>>>>>

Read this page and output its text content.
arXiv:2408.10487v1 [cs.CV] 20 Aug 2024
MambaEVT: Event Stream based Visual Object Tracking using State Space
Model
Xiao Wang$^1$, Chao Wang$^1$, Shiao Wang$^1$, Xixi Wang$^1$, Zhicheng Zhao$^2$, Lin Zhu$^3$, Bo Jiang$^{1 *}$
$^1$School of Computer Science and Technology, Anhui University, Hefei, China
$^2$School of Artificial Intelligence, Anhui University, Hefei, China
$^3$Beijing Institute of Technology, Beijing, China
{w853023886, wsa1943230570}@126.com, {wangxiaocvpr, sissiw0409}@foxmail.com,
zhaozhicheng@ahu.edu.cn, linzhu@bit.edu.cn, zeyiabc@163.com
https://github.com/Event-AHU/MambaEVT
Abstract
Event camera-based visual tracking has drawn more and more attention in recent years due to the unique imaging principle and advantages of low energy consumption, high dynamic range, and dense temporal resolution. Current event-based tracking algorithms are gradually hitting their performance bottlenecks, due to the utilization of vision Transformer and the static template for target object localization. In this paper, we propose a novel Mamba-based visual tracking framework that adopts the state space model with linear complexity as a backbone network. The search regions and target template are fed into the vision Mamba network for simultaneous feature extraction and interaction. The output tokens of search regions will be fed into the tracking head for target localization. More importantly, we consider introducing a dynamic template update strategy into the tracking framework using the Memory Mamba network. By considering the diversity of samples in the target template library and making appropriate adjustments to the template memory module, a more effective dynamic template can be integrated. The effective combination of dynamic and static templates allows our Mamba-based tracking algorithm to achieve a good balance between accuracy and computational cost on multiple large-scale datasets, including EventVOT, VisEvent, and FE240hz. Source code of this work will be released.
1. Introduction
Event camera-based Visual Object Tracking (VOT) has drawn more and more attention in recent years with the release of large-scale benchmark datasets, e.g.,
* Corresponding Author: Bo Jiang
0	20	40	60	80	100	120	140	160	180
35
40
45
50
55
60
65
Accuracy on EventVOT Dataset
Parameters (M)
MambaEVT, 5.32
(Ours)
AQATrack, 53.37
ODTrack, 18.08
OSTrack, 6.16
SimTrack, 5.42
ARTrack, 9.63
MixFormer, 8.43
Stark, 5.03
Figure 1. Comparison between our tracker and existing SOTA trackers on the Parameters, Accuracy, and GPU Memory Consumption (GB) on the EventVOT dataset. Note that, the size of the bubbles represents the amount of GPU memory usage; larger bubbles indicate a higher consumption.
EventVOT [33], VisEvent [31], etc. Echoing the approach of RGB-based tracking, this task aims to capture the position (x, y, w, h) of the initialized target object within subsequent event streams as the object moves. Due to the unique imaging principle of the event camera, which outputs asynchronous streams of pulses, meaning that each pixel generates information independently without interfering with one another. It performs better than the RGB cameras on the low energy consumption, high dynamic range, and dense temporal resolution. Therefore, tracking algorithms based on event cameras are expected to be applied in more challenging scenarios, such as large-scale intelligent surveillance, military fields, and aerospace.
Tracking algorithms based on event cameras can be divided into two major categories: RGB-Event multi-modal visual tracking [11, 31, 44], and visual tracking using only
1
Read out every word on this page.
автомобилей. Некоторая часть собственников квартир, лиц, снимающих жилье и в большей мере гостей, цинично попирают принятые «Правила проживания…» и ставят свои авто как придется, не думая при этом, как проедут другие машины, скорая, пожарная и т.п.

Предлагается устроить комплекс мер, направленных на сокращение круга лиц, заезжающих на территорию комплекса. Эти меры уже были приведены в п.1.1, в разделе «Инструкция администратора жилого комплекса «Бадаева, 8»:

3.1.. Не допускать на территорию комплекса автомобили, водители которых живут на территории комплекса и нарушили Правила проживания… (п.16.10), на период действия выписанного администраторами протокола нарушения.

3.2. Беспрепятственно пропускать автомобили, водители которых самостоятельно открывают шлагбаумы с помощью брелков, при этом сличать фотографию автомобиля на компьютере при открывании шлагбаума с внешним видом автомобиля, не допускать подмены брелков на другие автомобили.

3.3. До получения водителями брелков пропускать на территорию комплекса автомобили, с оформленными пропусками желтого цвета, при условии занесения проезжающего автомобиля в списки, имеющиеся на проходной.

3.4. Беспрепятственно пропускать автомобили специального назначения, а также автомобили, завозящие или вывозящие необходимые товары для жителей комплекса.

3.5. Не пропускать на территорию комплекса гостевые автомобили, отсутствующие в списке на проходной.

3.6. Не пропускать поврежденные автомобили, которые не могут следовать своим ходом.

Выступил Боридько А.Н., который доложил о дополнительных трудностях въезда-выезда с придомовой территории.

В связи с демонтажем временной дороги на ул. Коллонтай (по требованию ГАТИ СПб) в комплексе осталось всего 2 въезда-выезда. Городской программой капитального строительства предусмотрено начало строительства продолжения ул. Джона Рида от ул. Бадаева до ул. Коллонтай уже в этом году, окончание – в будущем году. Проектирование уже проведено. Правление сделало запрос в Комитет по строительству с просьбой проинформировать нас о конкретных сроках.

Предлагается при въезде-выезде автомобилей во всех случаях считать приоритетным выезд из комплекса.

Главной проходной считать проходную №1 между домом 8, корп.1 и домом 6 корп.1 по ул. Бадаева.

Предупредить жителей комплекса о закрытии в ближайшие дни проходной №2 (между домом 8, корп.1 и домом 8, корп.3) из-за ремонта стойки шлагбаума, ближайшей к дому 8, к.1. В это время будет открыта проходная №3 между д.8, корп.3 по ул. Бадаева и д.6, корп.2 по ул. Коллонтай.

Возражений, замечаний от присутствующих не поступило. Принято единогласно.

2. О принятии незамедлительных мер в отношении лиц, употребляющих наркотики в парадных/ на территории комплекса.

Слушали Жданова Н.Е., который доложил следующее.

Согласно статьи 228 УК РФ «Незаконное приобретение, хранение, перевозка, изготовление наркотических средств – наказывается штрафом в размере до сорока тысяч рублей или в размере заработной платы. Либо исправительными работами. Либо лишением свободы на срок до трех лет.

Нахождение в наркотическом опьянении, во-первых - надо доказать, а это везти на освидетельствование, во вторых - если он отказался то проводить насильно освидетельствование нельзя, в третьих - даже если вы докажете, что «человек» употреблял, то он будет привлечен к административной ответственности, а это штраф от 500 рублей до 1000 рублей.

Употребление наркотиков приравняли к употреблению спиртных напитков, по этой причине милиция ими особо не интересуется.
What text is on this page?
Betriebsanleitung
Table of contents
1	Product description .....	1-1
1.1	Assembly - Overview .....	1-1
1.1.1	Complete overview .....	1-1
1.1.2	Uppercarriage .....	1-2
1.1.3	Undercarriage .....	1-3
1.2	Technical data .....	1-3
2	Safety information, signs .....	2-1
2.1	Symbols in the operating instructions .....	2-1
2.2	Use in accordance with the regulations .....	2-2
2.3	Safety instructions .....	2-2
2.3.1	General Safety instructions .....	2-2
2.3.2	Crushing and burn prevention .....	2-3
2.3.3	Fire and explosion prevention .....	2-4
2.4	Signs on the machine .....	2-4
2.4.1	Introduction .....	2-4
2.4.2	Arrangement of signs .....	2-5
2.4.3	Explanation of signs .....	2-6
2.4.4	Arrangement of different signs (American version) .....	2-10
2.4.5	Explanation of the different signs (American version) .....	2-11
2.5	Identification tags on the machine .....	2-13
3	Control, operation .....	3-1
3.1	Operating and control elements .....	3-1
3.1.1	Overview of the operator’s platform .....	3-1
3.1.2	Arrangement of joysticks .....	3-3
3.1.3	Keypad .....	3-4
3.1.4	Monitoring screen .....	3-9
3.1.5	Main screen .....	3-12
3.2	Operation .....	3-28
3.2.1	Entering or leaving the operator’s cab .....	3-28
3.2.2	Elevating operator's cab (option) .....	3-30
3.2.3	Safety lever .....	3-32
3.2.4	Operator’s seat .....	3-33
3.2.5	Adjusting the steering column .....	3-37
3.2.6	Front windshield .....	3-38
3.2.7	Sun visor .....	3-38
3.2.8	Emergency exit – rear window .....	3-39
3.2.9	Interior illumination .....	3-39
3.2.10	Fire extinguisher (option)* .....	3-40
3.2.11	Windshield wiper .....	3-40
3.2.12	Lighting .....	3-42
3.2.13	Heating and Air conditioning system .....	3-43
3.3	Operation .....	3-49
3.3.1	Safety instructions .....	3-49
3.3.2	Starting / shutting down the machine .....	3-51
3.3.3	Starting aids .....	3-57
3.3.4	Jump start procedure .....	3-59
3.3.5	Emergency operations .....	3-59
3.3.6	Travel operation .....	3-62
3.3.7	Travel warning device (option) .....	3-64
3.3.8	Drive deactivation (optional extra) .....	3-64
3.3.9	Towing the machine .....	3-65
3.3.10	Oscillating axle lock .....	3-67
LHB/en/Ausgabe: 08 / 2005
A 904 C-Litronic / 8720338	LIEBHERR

<<<<<

Count the lines above that contain the word "Беспрепятственно", and give only that number.

▶ **Correct answer**
2